=== Supplied material ===

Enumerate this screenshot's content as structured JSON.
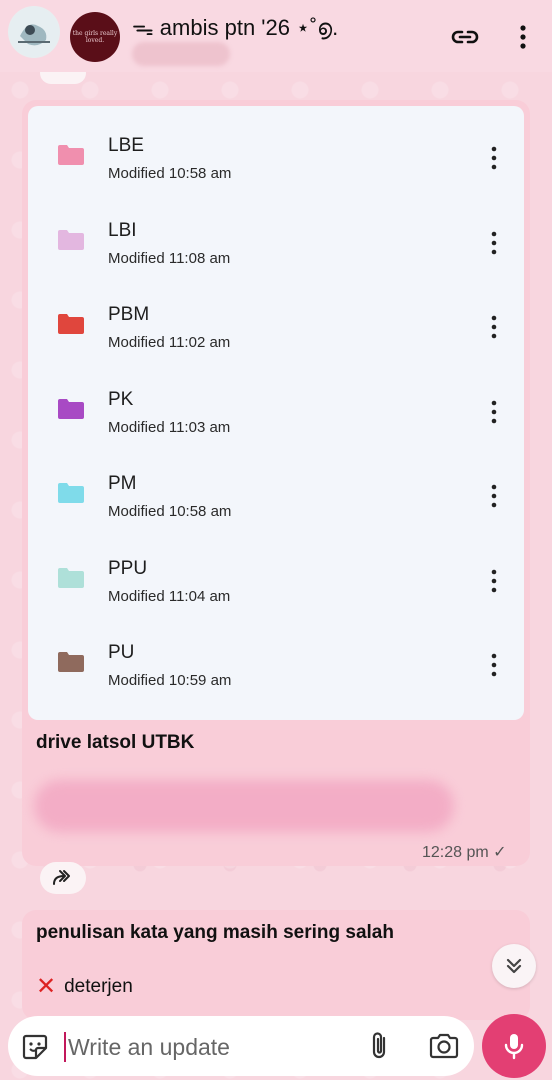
{
  "header": {
    "title": "ᯓ ambis ptn '26 ⋆˚൭.",
    "avatar_text": "the girls really loved."
  },
  "drive": {
    "files": [
      {
        "name": "LBE",
        "modified": "Modified 10:58 am",
        "color": "#f08fae"
      },
      {
        "name": "LBI",
        "modified": "Modified 11:08 am",
        "color": "#e3b7e0"
      },
      {
        "name": "PBM",
        "modified": "Modified 11:02 am",
        "color": "#e0463d"
      },
      {
        "name": "PK",
        "modified": "Modified 11:03 am",
        "color": "#a84ac4"
      },
      {
        "name": "PM",
        "modified": "Modified 10:58 am",
        "color": "#7fdbea"
      },
      {
        "name": "PPU",
        "modified": "Modified 11:04 am",
        "color": "#aee0d9"
      },
      {
        "name": "PU",
        "modified": "Modified 10:59 am",
        "color": "#8f6a5d"
      }
    ]
  },
  "message1": {
    "caption": "drive latsol UTBK",
    "time": "12:28 pm ✓"
  },
  "message2": {
    "title": "penulisan kata yang masih sering salah",
    "line1": "deterjen"
  },
  "composer": {
    "placeholder": "Write an update"
  },
  "colors": {
    "background": "#f8d6df",
    "bubble": "#f9cdd8",
    "mic": "#e33f73"
  }
}
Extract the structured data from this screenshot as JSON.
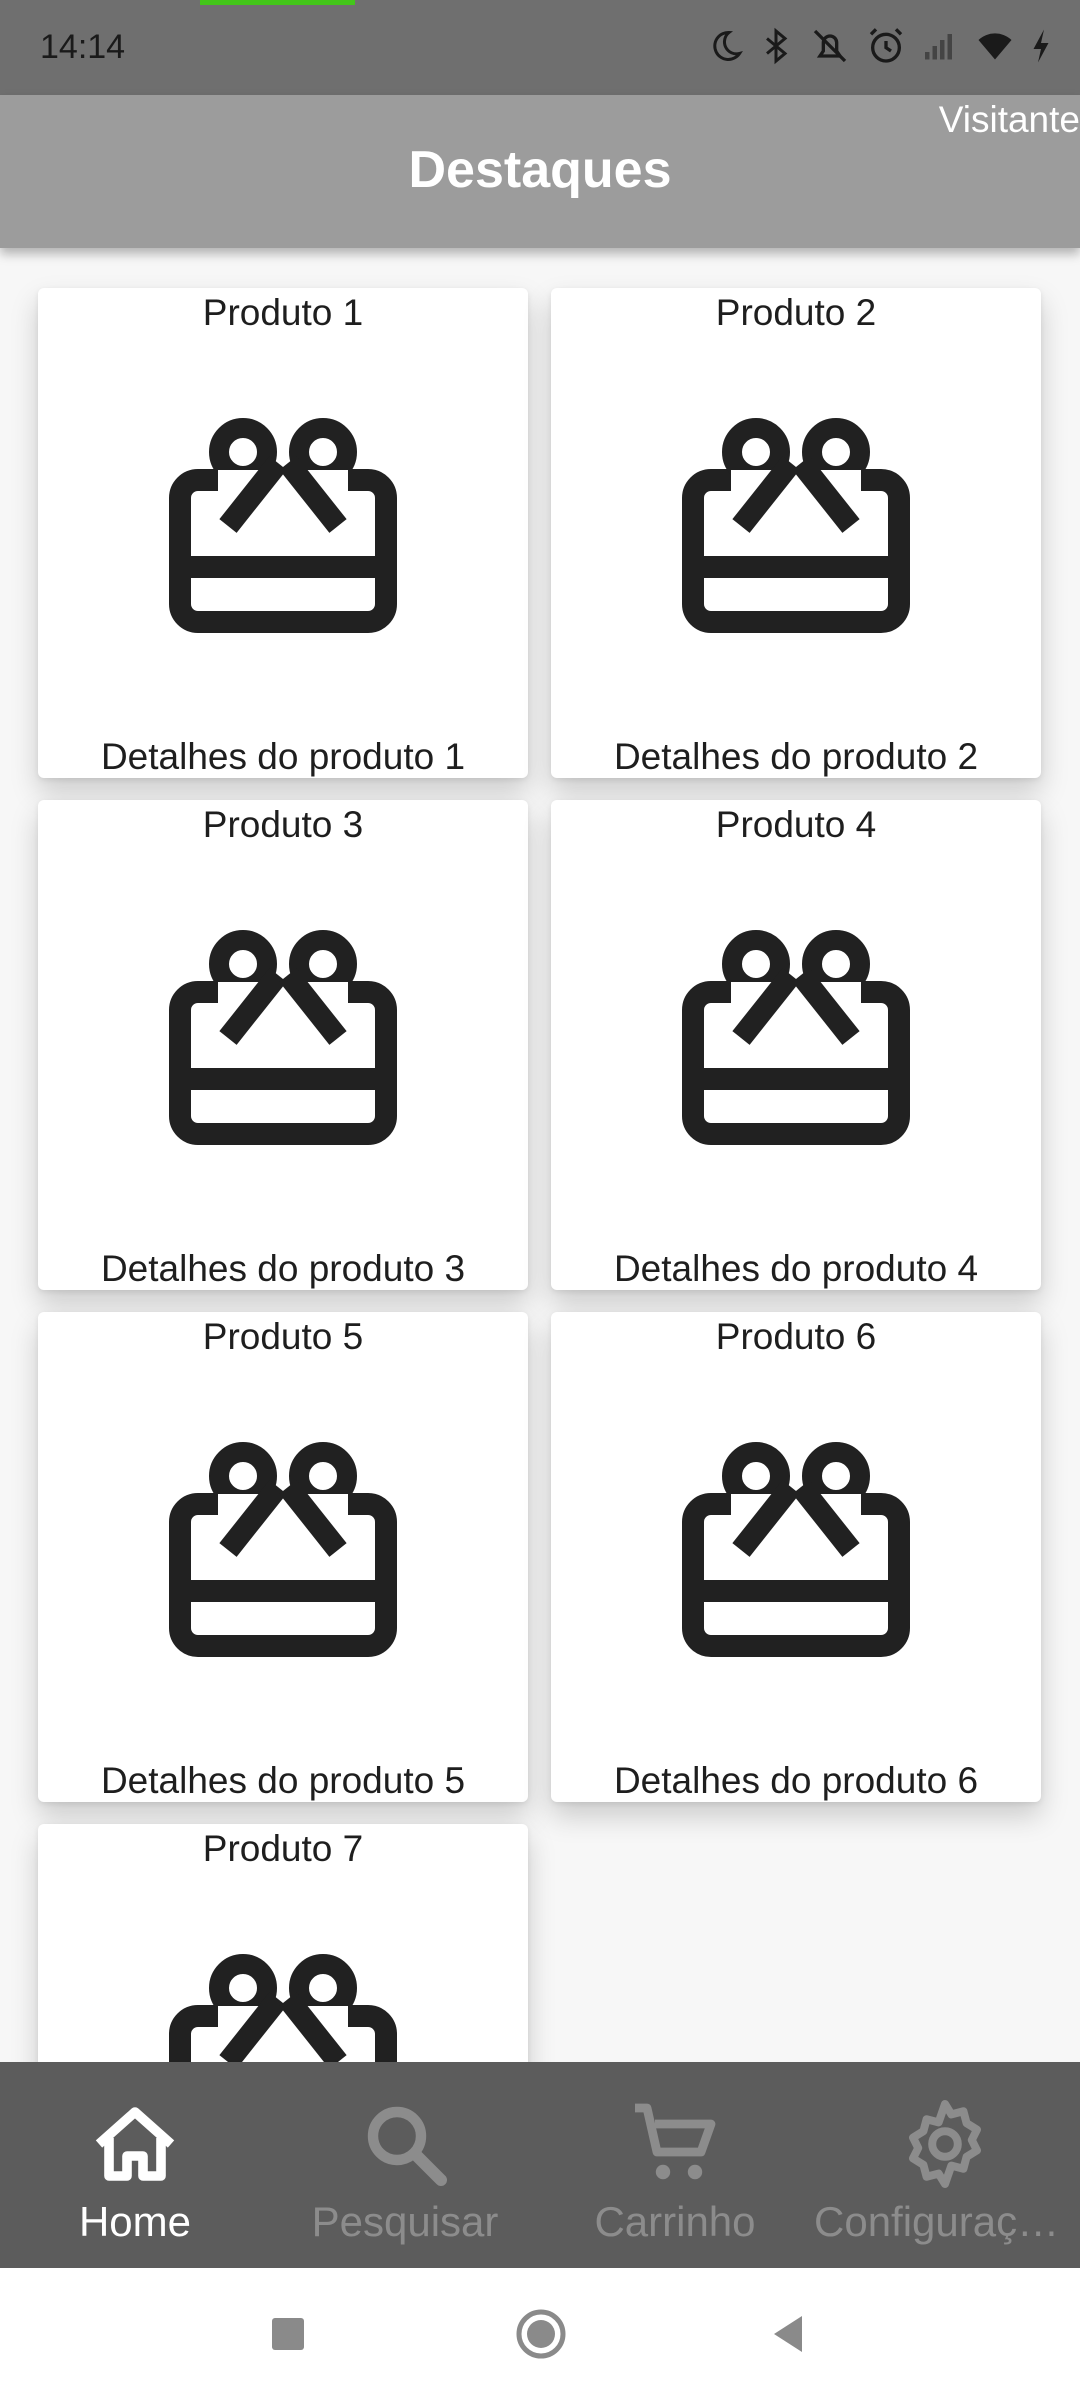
{
  "status_bar": {
    "time": "14:14",
    "icons": [
      "moon-icon",
      "bluetooth-icon",
      "mute-icon",
      "alarm-icon",
      "signal-icon",
      "wifi-icon",
      "charging-icon"
    ]
  },
  "app_bar": {
    "title": "Destaques",
    "user": "Visitante",
    "color": "#9c9c9c"
  },
  "products": [
    {
      "title": "Produto 1",
      "detail": "Detalhes do produto 1",
      "icon": "gift-card-icon"
    },
    {
      "title": "Produto 2",
      "detail": "Detalhes do produto 2",
      "icon": "gift-card-icon"
    },
    {
      "title": "Produto 3",
      "detail": "Detalhes do produto 3",
      "icon": "gift-card-icon"
    },
    {
      "title": "Produto 4",
      "detail": "Detalhes do produto 4",
      "icon": "gift-card-icon"
    },
    {
      "title": "Produto 5",
      "detail": "Detalhes do produto 5",
      "icon": "gift-card-icon"
    },
    {
      "title": "Produto 6",
      "detail": "Detalhes do produto 6",
      "icon": "gift-card-icon"
    },
    {
      "title": "Produto 7",
      "detail": "",
      "icon": "gift-card-icon"
    }
  ],
  "bottom_nav": {
    "items": [
      {
        "label": "Home",
        "icon": "home-icon",
        "active": true
      },
      {
        "label": "Pesquisar",
        "icon": "search-icon",
        "active": false
      },
      {
        "label": "Carrinho",
        "icon": "cart-icon",
        "active": false
      },
      {
        "label": "Configurações",
        "icon": "gear-icon",
        "active": false
      }
    ],
    "color": "#5c5c5c"
  },
  "system_nav": {
    "buttons": [
      "recents-button",
      "home-button",
      "back-button"
    ]
  }
}
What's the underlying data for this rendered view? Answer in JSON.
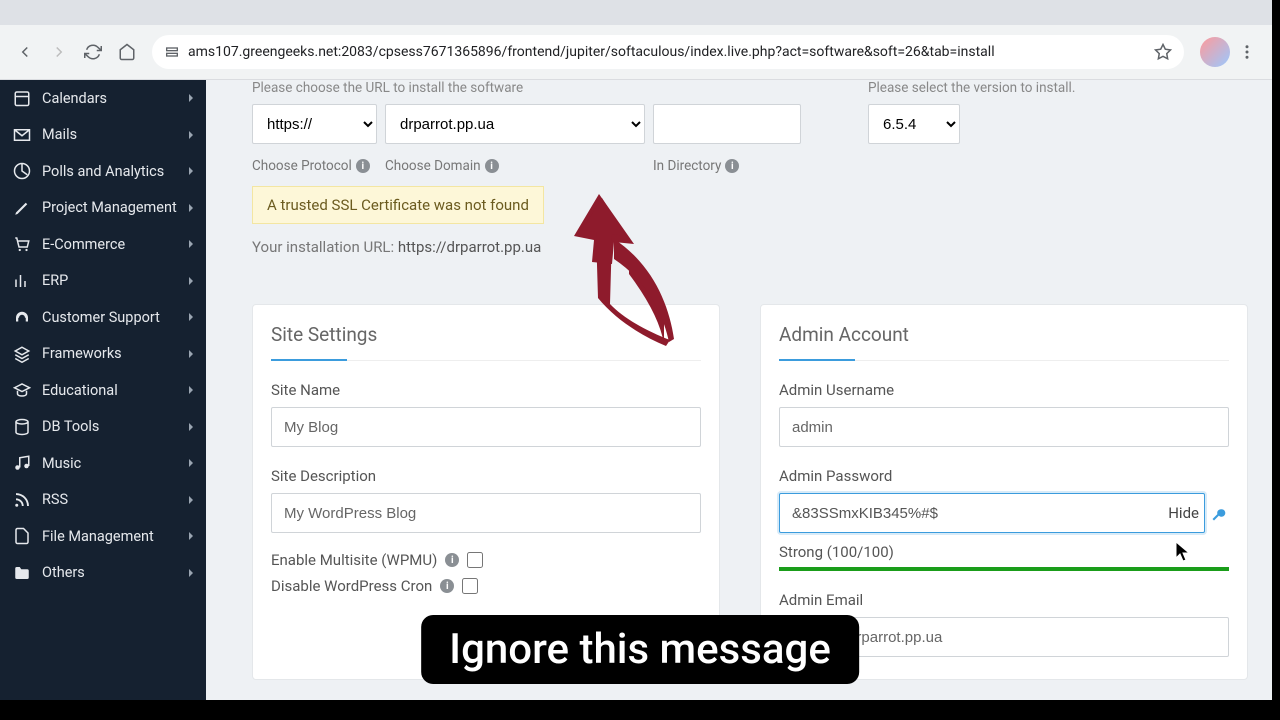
{
  "browser": {
    "url": "ams107.greengeeks.net:2083/cpsess7671365896/frontend/jupiter/softaculous/index.live.php?act=software&soft=26&tab=install"
  },
  "sidebar": {
    "items": [
      {
        "label": "Calendars"
      },
      {
        "label": "Mails"
      },
      {
        "label": "Polls and Analytics"
      },
      {
        "label": "Project Management"
      },
      {
        "label": "E-Commerce"
      },
      {
        "label": "ERP"
      },
      {
        "label": "Customer Support"
      },
      {
        "label": "Frameworks"
      },
      {
        "label": "Educational"
      },
      {
        "label": "DB Tools"
      },
      {
        "label": "Music"
      },
      {
        "label": "RSS"
      },
      {
        "label": "File Management"
      },
      {
        "label": "Others"
      }
    ]
  },
  "install": {
    "url_hint": "Please choose the URL to install the software",
    "version_hint": "Please select the version to install.",
    "protocol": "https://",
    "protocol_label": "Choose Protocol",
    "domain": "drparrot.pp.ua",
    "domain_label": "Choose Domain",
    "directory": "",
    "directory_label": "In Directory",
    "version": "6.5.4",
    "ssl_warning": "A trusted SSL Certificate was not found",
    "install_url_label": "Your installation URL: ",
    "install_url_value": "https://drparrot.pp.ua"
  },
  "site": {
    "card_title": "Site Settings",
    "name_label": "Site Name",
    "name_value": "My Blog",
    "desc_label": "Site Description",
    "desc_value": "My WordPress Blog",
    "multisite_label": "Enable Multisite (WPMU)",
    "cron_label": "Disable WordPress Cron"
  },
  "admin": {
    "card_title": "Admin Account",
    "user_label": "Admin Username",
    "user_value": "admin",
    "pw_label": "Admin Password",
    "pw_value": "&83SSmxKIB345%#$",
    "pw_hide": "Hide",
    "strength_label": "Strong (100/100)",
    "email_label": "Admin Email",
    "email_value": "admin@drparrot.pp.ua"
  },
  "caption": "Ignore this message"
}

===

Short exercise » With the pictures omitted, reproduce the records in full and exactly.

Result of this task »
Enumerate this screenshot's content as structured JSON.
{
  "header": {
    "title": "ᯓ ambis ptn '26 ⋆˚൭.",
    "avatar_text": "the girls really loved."
  },
  "drive": {
    "files": [
      {
        "name": "LBE",
        "modified": "Modified 10:58 am",
        "color": "#f08fae"
      },
      {
        "name": "LBI",
        "modified": "Modified 11:08 am",
        "color": "#e3b7e0"
      },
      {
        "name": "PBM",
        "modified": "Modified 11:02 am",
        "color": "#e0463d"
      },
      {
        "name": "PK",
        "modified": "Modified 11:03 am",
        "color": "#a84ac4"
      },
      {
        "name": "PM",
        "modified": "Modified 10:58 am",
        "color": "#7fdbea"
      },
      {
        "name": "PPU",
        "modified": "Modified 11:04 am",
        "color": "#aee0d9"
      },
      {
        "name": "PU",
        "modified": "Modified 10:59 am",
        "color": "#8f6a5d"
      }
    ]
  },
  "message1": {
    "caption": "drive latsol UTBK",
    "time": "12:28 pm ✓"
  },
  "message2": {
    "title": "penulisan kata yang masih sering salah",
    "line1": "deterjen"
  },
  "composer": {
    "placeholder": "Write an update"
  },
  "colors": {
    "background": "#f8d6df",
    "bubble": "#f9cdd8",
    "mic": "#e33f73"
  }
}
Extract the structured data from this screenshot as JSON.
{
  "status_bar": {
    "time": "14:14",
    "icons": [
      "moon-icon",
      "bluetooth-icon",
      "mute-icon",
      "alarm-icon",
      "signal-icon",
      "wifi-icon",
      "charging-icon"
    ]
  },
  "app_bar": {
    "title": "Destaques",
    "user": "Visitante",
    "color": "#9c9c9c"
  },
  "products": [
    {
      "title": "Produto 1",
      "detail": "Detalhes do produto 1",
      "icon": "gift-card-icon"
    },
    {
      "title": "Produto 2",
      "detail": "Detalhes do produto 2",
      "icon": "gift-card-icon"
    },
    {
      "title": "Produto 3",
      "detail": "Detalhes do produto 3",
      "icon": "gift-card-icon"
    },
    {
      "title": "Produto 4",
      "detail": "Detalhes do produto 4",
      "icon": "gift-card-icon"
    },
    {
      "title": "Produto 5",
      "detail": "Detalhes do produto 5",
      "icon": "gift-card-icon"
    },
    {
      "title": "Produto 6",
      "detail": "Detalhes do produto 6",
      "icon": "gift-card-icon"
    },
    {
      "title": "Produto 7",
      "detail": "",
      "icon": "gift-card-icon"
    }
  ],
  "bottom_nav": {
    "items": [
      {
        "label": "Home",
        "icon": "home-icon",
        "active": true
      },
      {
        "label": "Pesquisar",
        "icon": "search-icon",
        "active": false
      },
      {
        "label": "Carrinho",
        "icon": "cart-icon",
        "active": false
      },
      {
        "label": "Configurações",
        "icon": "gear-icon",
        "active": false
      }
    ],
    "color": "#5c5c5c"
  },
  "system_nav": {
    "buttons": [
      "recents-button",
      "home-button",
      "back-button"
    ]
  }
}
What's the underlying data for this rendered view? Answer in JSON.
{
  "browser": {
    "url": "ams107.greengeeks.net:2083/cpsess7671365896/frontend/jupiter/softaculous/index.live.php?act=software&soft=26&tab=install"
  },
  "sidebar": {
    "items": [
      {
        "label": "Calendars"
      },
      {
        "label": "Mails"
      },
      {
        "label": "Polls and Analytics"
      },
      {
        "label": "Project Management"
      },
      {
        "label": "E-Commerce"
      },
      {
        "label": "ERP"
      },
      {
        "label": "Customer Support"
      },
      {
        "label": "Frameworks"
      },
      {
        "label": "Educational"
      },
      {
        "label": "DB Tools"
      },
      {
        "label": "Music"
      },
      {
        "label": "RSS"
      },
      {
        "label": "File Management"
      },
      {
        "label": "Others"
      }
    ]
  },
  "install": {
    "url_hint": "Please choose the URL to install the software",
    "version_hint": "Please select the version to install.",
    "protocol": "https://",
    "protocol_label": "Choose Protocol",
    "domain": "drparrot.pp.ua",
    "domain_label": "Choose Domain",
    "directory": "",
    "directory_label": "In Directory",
    "version": "6.5.4",
    "ssl_warning": "A trusted SSL Certificate was not found",
    "install_url_label": "Your installation URL: ",
    "install_url_value": "https://drparrot.pp.ua"
  },
  "site": {
    "card_title": "Site Settings",
    "name_label": "Site Name",
    "name_value": "My Blog",
    "desc_label": "Site Description",
    "desc_value": "My WordPress Blog",
    "multisite_label": "Enable Multisite (WPMU)",
    "cron_label": "Disable WordPress Cron"
  },
  "admin": {
    "card_title": "Admin Account",
    "user_label": "Admin Username",
    "user_value": "admin",
    "pw_label": "Admin Password",
    "pw_value": "&83SSmxKIB345%#$",
    "pw_hide": "Hide",
    "strength_label": "Strong (100/100)",
    "email_label": "Admin Email",
    "email_value": "admin@drparrot.pp.ua"
  },
  "caption": "Ignore this message"
}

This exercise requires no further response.